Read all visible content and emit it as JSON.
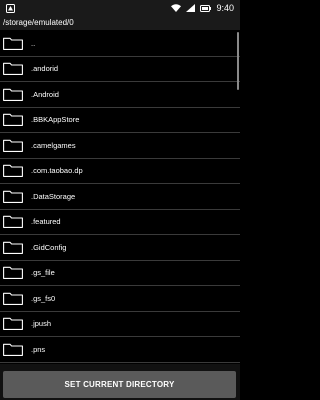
{
  "status_bar": {
    "time": "9:40"
  },
  "path": "/storage/emulated/0",
  "files": [
    {
      "name": ".."
    },
    {
      "name": ".andorid"
    },
    {
      "name": ".Android"
    },
    {
      "name": ".BBKAppStore"
    },
    {
      "name": ".camelgames"
    },
    {
      "name": ".com.taobao.dp"
    },
    {
      "name": ".DataStorage"
    },
    {
      "name": ".featured"
    },
    {
      "name": ".GidConfig"
    },
    {
      "name": ".gs_file"
    },
    {
      "name": ".gs_fs0"
    },
    {
      "name": ".jpush"
    },
    {
      "name": ".pns"
    }
  ],
  "action_button": {
    "label": "SET CURRENT DIRECTORY"
  },
  "colors": {
    "background": "#000000",
    "button": "#5a5a5a",
    "divider": "#3a3a3a"
  }
}
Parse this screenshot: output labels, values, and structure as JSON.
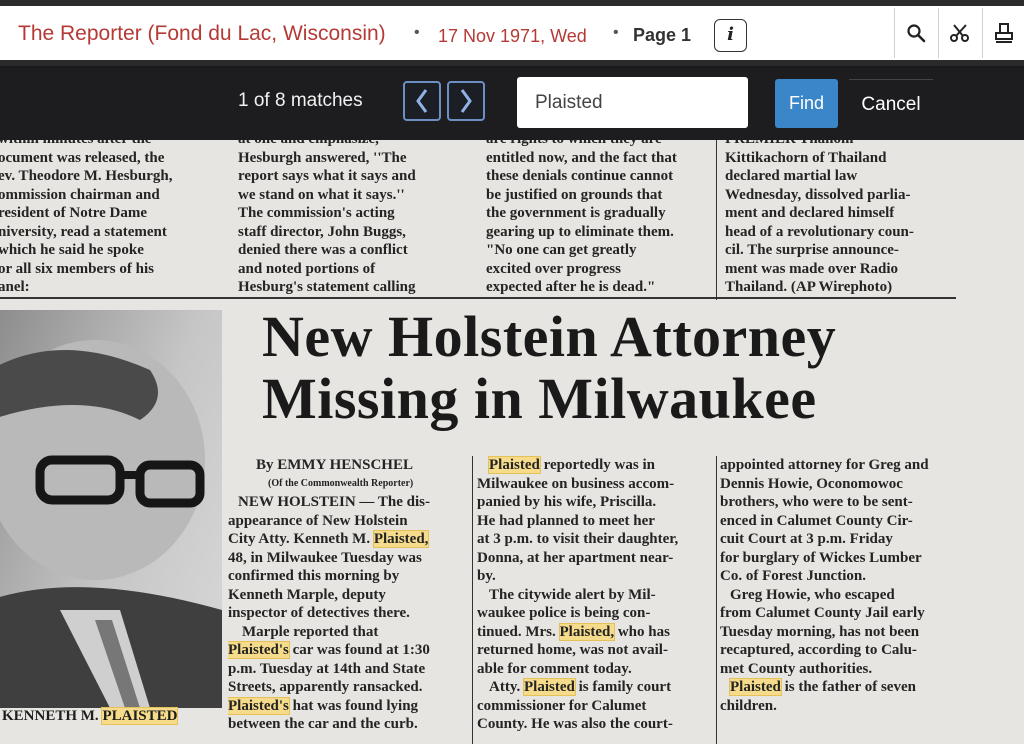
{
  "header": {
    "publication": "The Reporter (Fond du Lac, Wisconsin)",
    "separator": "•",
    "date": "17 Nov 1971, Wed",
    "page": "Page 1",
    "info_glyph": "i",
    "tools": [
      "search-icon",
      "clip-icon",
      "print-icon"
    ]
  },
  "findbar": {
    "match_text": "1 of 8 matches",
    "query": "Plaisted",
    "find_label": "Find",
    "cancel_label": "Cancel"
  },
  "article": {
    "top_col1": [
      "within minutes after the",
      "ocument was released, the",
      "ev. Theodore M. Hesburgh,",
      "ommission chairman and",
      "resident of Notre Dame",
      "niversity, read a statement",
      "which he said he spoke",
      "or all six members of his",
      "anel:"
    ],
    "top_col2": [
      "at one and emphasize,",
      "Hesburgh answered, ''The",
      "report says what it says and",
      "we stand on what it says.''",
      "The commission's acting",
      "staff director, John Buggs,",
      "denied there was a conflict",
      "and noted portions of",
      "Hesburg's statement calling"
    ],
    "top_col3": [
      "are rights to which they are",
      "entitled now, and the fact that",
      "these denials continue cannot",
      "be justified on grounds that",
      "the government is gradually",
      "gearing up to eliminate them.",
      "\"No one can get greatly",
      "excited over progress",
      "expected after he is dead.\""
    ],
    "top_col4": [
      "PREMIER Thanom",
      "Kittikachorn of Thailand",
      "declared martial law",
      "Wednesday, dissolved parlia-",
      "ment and declared himself",
      "head of a revolutionary coun-",
      "cil. The surprise announce-",
      "ment was made over Radio",
      "Thailand.      (AP Wirephoto)"
    ],
    "headline_line1": "New Holstein Attorney",
    "headline_line2": "Missing in Milwaukee",
    "byline": "By EMMY HENSCHEL",
    "byline_source": "(Of the Commonwealth Reporter)",
    "body_col1": [
      "NEW HOLSTEIN — The dis-",
      "appearance of New Holstein",
      "City Atty. Kenneth M.",
      "48, in Milwaukee Tuesday was",
      "confirmed this morning by",
      "Kenneth Marple, deputy",
      "inspector of detectives there.",
      "Marple reported that",
      "car was found at 1:30",
      "p.m. Tuesday at 14th and State",
      "Streets, apparently ransacked.",
      "hat was found lying",
      "between the car and the curb."
    ],
    "body_col2": [
      "reportedly was in",
      "Milwaukee on business accom-",
      "panied by his wife, Priscilla.",
      "He had planned to meet her",
      "at 3 p.m. to visit their daughter,",
      "Donna, at her apartment near-",
      "by.",
      "The citywide alert by Mil-",
      "waukee police is being con-",
      "tinued. Mrs.",
      "returned home, was not avail-",
      "able for comment today.",
      "Atty.",
      "commissioner for Calumet",
      "County. He was also the court-"
    ],
    "body_col3": [
      "appointed attorney for Greg and",
      "Dennis Howie, Oconomowoc",
      "brothers, who were to be sent-",
      "enced in Calumet County Cir-",
      "cuit Court at 3 p.m. Friday",
      "for burglary of Wickes Lumber",
      "Co. of Forest Junction.",
      "Greg Howie, who escaped",
      "from Calumet County Jail early",
      "Tuesday morning, has not been",
      "recaptured, according to Calu-",
      "met County authorities.",
      "is the father of seven",
      "children."
    ],
    "hl_plaisted": "Plaisted",
    "hl_plaisted_comma": "Plaisted,",
    "hl_plaisteds": "Plaisted's",
    "col2_line10_tail": "who has",
    "col2_line13_tail": "is family court",
    "caption_name": "KENNETH M.",
    "caption_hl": "PLAISTED"
  },
  "colors": {
    "title_red": "#b53a35",
    "find_blue": "#3a86c8",
    "highlight": "#f6dc8a"
  }
}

++++

### Objective
Extract all lines containing the word "what".

### Reply to the exercise
      "report says what it says and",
      "we stand on what it says.''",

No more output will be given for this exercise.